## start
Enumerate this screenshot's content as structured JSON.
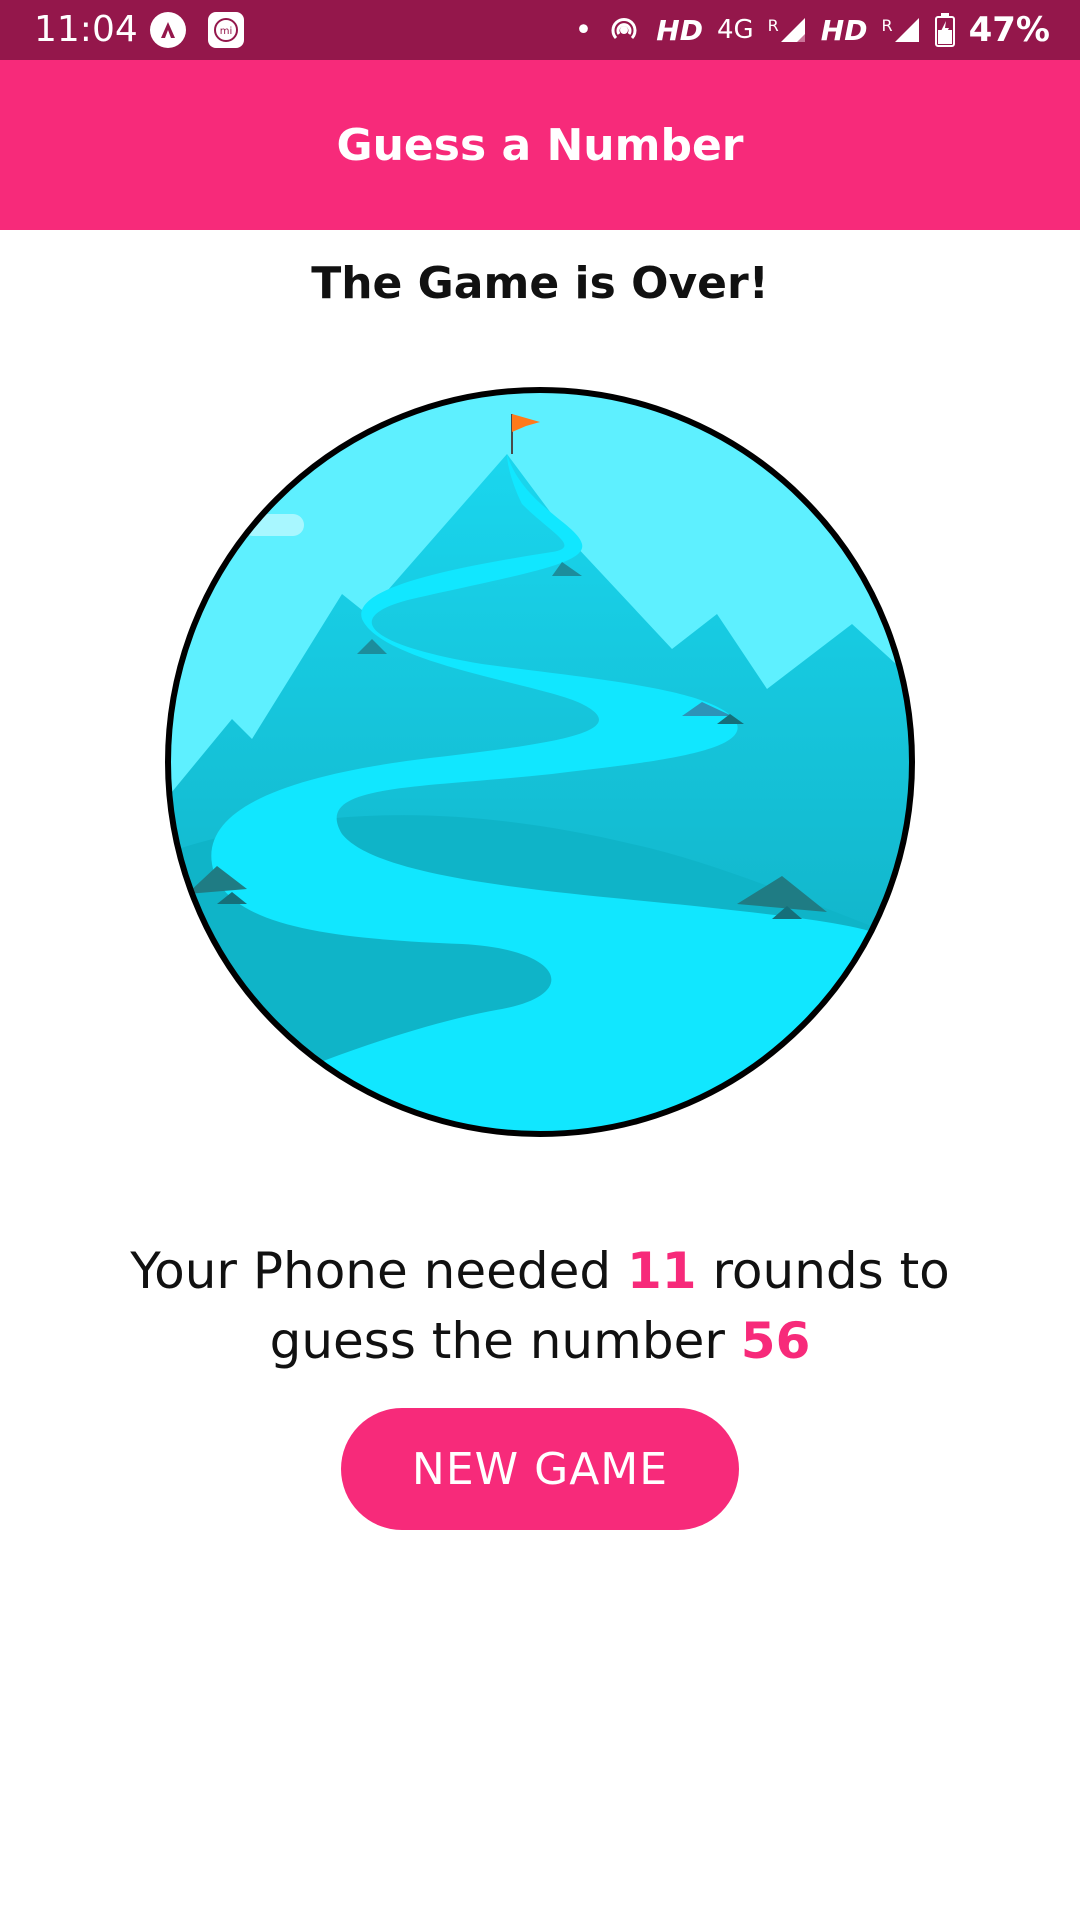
{
  "status_bar": {
    "time": "11:04",
    "signal_1_label": "HD",
    "network_type": "4G",
    "roaming_1": "R",
    "signal_2_label": "HD",
    "roaming_2": "R",
    "battery_percent": "47%"
  },
  "app_bar": {
    "title": "Guess a Number"
  },
  "game_over": {
    "title": "The Game is Over!"
  },
  "result": {
    "prefix": "Your Phone needed ",
    "rounds": "11",
    "middle": " rounds to guess the number ",
    "number": "56"
  },
  "actions": {
    "new_game_label": "NEW GAME"
  },
  "colors": {
    "status_bar": "#94174b",
    "primary": "#f72a7a",
    "sky": "#5ef0ff",
    "river": "#11e7ff",
    "flag": "#ff7a1a"
  }
}
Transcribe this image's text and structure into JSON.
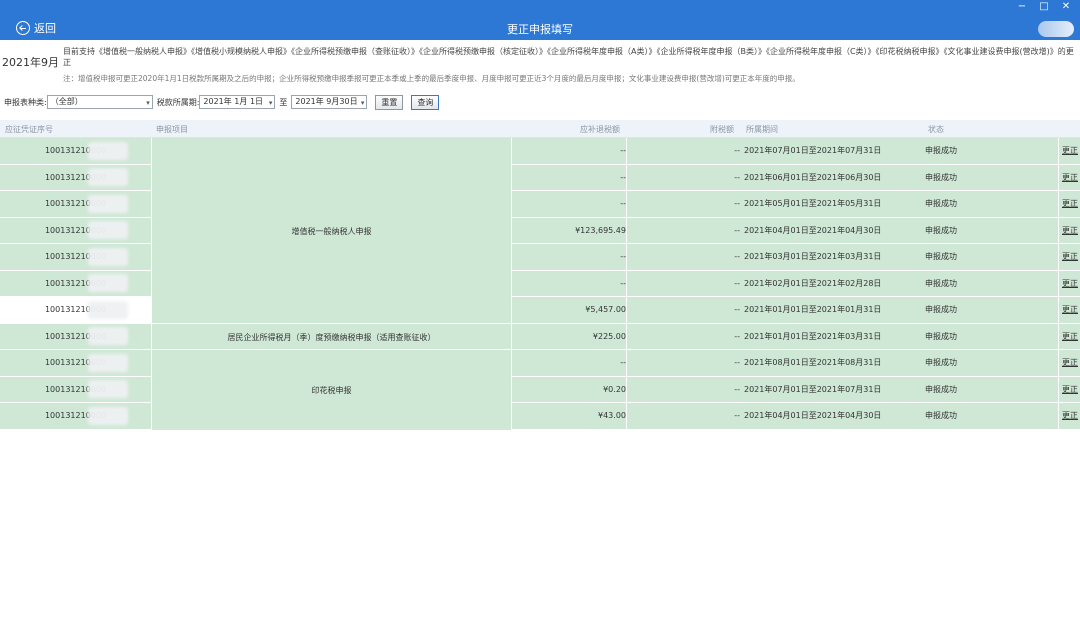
{
  "window": {
    "back_label": "返回",
    "title": "更正申报填写",
    "minimize": "−",
    "maximize": "□",
    "close": "✕"
  },
  "info": {
    "period": "2021年9月",
    "support_text": "目前支持《增值税一般纳税人申报》《增值税小规模纳税人申报》《企业所得税预缴申报（查账征收）》《企业所得税预缴申报（核定征收）》《企业所得税年度申报（A类）》《企业所得税年度申报（B类）》《企业所得税年度申报（C类）》《印花税纳税申报》《文化事业建设费申报(营改增)》的更正",
    "note": "注：增值税申报可更正2020年1月1日税款所属期及之后的申报；企业所得税预缴申报季报可更正本季或上季的最后季度申报、月度申报可更正近3个月度的最后月度申报；文化事业建设费申报(营改增)可更正本年度的申报。"
  },
  "filters": {
    "type_label": "申报表种类:",
    "type_value": "（全部）",
    "period_label": "税款所属期:",
    "start_date": "2021年 1月 1日",
    "to_label": "至",
    "end_date": "2021年 9月30日",
    "reset_label": "重置",
    "query_label": "查询"
  },
  "table": {
    "columns": {
      "id": "应征凭证序号",
      "item": "申报项目",
      "amount": "应补退税额",
      "surtax": "附税额",
      "period": "所属期间",
      "status": "状态"
    },
    "groups": [
      {
        "name": "增值税一般纳税人申报"
      },
      {
        "name": "居民企业所得税月（季）度预缴纳税申报（适用查账征收）"
      },
      {
        "name": "印花税申报"
      }
    ],
    "rows": [
      {
        "id": "100131210000",
        "amount": "--",
        "surtax": "--",
        "period": "2021年07月01日至2021年07月31日",
        "status": "申报成功",
        "action": "更正"
      },
      {
        "id": "100131210000",
        "amount": "--",
        "surtax": "--",
        "period": "2021年06月01日至2021年06月30日",
        "status": "申报成功",
        "action": "更正"
      },
      {
        "id": "100131210000",
        "amount": "--",
        "surtax": "--",
        "period": "2021年05月01日至2021年05月31日",
        "status": "申报成功",
        "action": "更正"
      },
      {
        "id": "100131210000",
        "amount": "¥123,695.49",
        "surtax": "--",
        "period": "2021年04月01日至2021年04月30日",
        "status": "申报成功",
        "action": "更正"
      },
      {
        "id": "100131210000",
        "amount": "--",
        "surtax": "--",
        "period": "2021年03月01日至2021年03月31日",
        "status": "申报成功",
        "action": "更正"
      },
      {
        "id": "100131210000",
        "amount": "--",
        "surtax": "--",
        "period": "2021年02月01日至2021年02月28日",
        "status": "申报成功",
        "action": "更正"
      },
      {
        "id": "100131210000",
        "amount": "¥5,457.00",
        "surtax": "--",
        "period": "2021年01月01日至2021年01月31日",
        "status": "申报成功",
        "action": "更正"
      },
      {
        "id": "100131210000",
        "amount": "¥225.00",
        "surtax": "--",
        "period": "2021年01月01日至2021年03月31日",
        "status": "申报成功",
        "action": "更正"
      },
      {
        "id": "100131210000",
        "amount": "--",
        "surtax": "--",
        "period": "2021年08月01日至2021年08月31日",
        "status": "申报成功",
        "action": "更正"
      },
      {
        "id": "100131210000",
        "amount": "¥0.20",
        "surtax": "--",
        "period": "2021年07月01日至2021年07月31日",
        "status": "申报成功",
        "action": "更正"
      },
      {
        "id": "100131210000",
        "amount": "¥43.00",
        "surtax": "--",
        "period": "2021年04月01日至2021年04月30日",
        "status": "申报成功",
        "action": "更正"
      }
    ]
  },
  "colors": {
    "titlebar": "#2d78d4",
    "row_bg": "#cfe8d5",
    "link": "#1a5fd0"
  }
}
## end
Write the records out again in full, exactly, and skip every picture.

Enumerate this screenshot's content as structured JSON.
{
  "status_bar": {
    "time": "11:04",
    "signal_1_label": "HD",
    "network_type": "4G",
    "roaming_1": "R",
    "signal_2_label": "HD",
    "roaming_2": "R",
    "battery_percent": "47%"
  },
  "app_bar": {
    "title": "Guess a Number"
  },
  "game_over": {
    "title": "The Game is Over!"
  },
  "result": {
    "prefix": "Your Phone needed ",
    "rounds": "11",
    "middle": " rounds to guess the number ",
    "number": "56"
  },
  "actions": {
    "new_game_label": "NEW GAME"
  },
  "colors": {
    "status_bar": "#94174b",
    "primary": "#f72a7a",
    "sky": "#5ef0ff",
    "river": "#11e7ff",
    "flag": "#ff7a1a"
  }
}
Transcribe this image's text and structure into JSON.
{
  "window": {
    "back_label": "返回",
    "title": "更正申报填写",
    "minimize": "−",
    "maximize": "□",
    "close": "✕"
  },
  "info": {
    "period": "2021年9月",
    "support_text": "目前支持《增值税一般纳税人申报》《增值税小规模纳税人申报》《企业所得税预缴申报（查账征收）》《企业所得税预缴申报（核定征收）》《企业所得税年度申报（A类）》《企业所得税年度申报（B类）》《企业所得税年度申报（C类）》《印花税纳税申报》《文化事业建设费申报(营改增)》的更正",
    "note": "注：增值税申报可更正2020年1月1日税款所属期及之后的申报；企业所得税预缴申报季报可更正本季或上季的最后季度申报、月度申报可更正近3个月度的最后月度申报；文化事业建设费申报(营改增)可更正本年度的申报。"
  },
  "filters": {
    "type_label": "申报表种类:",
    "type_value": "（全部）",
    "period_label": "税款所属期:",
    "start_date": "2021年 1月 1日",
    "to_label": "至",
    "end_date": "2021年 9月30日",
    "reset_label": "重置",
    "query_label": "查询"
  },
  "table": {
    "columns": {
      "id": "应征凭证序号",
      "item": "申报项目",
      "amount": "应补退税额",
      "surtax": "附税额",
      "period": "所属期间",
      "status": "状态"
    },
    "groups": [
      {
        "name": "增值税一般纳税人申报"
      },
      {
        "name": "居民企业所得税月（季）度预缴纳税申报（适用查账征收）"
      },
      {
        "name": "印花税申报"
      }
    ],
    "rows": [
      {
        "id": "100131210000",
        "amount": "--",
        "surtax": "--",
        "period": "2021年07月01日至2021年07月31日",
        "status": "申报成功",
        "action": "更正"
      },
      {
        "id": "100131210000",
        "amount": "--",
        "surtax": "--",
        "period": "2021年06月01日至2021年06月30日",
        "status": "申报成功",
        "action": "更正"
      },
      {
        "id": "100131210000",
        "amount": "--",
        "surtax": "--",
        "period": "2021年05月01日至2021年05月31日",
        "status": "申报成功",
        "action": "更正"
      },
      {
        "id": "100131210000",
        "amount": "¥123,695.49",
        "surtax": "--",
        "period": "2021年04月01日至2021年04月30日",
        "status": "申报成功",
        "action": "更正"
      },
      {
        "id": "100131210000",
        "amount": "--",
        "surtax": "--",
        "period": "2021年03月01日至2021年03月31日",
        "status": "申报成功",
        "action": "更正"
      },
      {
        "id": "100131210000",
        "amount": "--",
        "surtax": "--",
        "period": "2021年02月01日至2021年02月28日",
        "status": "申报成功",
        "action": "更正"
      },
      {
        "id": "100131210000",
        "amount": "¥5,457.00",
        "surtax": "--",
        "period": "2021年01月01日至2021年01月31日",
        "status": "申报成功",
        "action": "更正"
      },
      {
        "id": "100131210000",
        "amount": "¥225.00",
        "surtax": "--",
        "period": "2021年01月01日至2021年03月31日",
        "status": "申报成功",
        "action": "更正"
      },
      {
        "id": "100131210000",
        "amount": "--",
        "surtax": "--",
        "period": "2021年08月01日至2021年08月31日",
        "status": "申报成功",
        "action": "更正"
      },
      {
        "id": "100131210000",
        "amount": "¥0.20",
        "surtax": "--",
        "period": "2021年07月01日至2021年07月31日",
        "status": "申报成功",
        "action": "更正"
      },
      {
        "id": "100131210000",
        "amount": "¥43.00",
        "surtax": "--",
        "period": "2021年04月01日至2021年04月30日",
        "status": "申报成功",
        "action": "更正"
      }
    ]
  },
  "colors": {
    "titlebar": "#2d78d4",
    "row_bg": "#cfe8d5",
    "link": "#1a5fd0"
  }
}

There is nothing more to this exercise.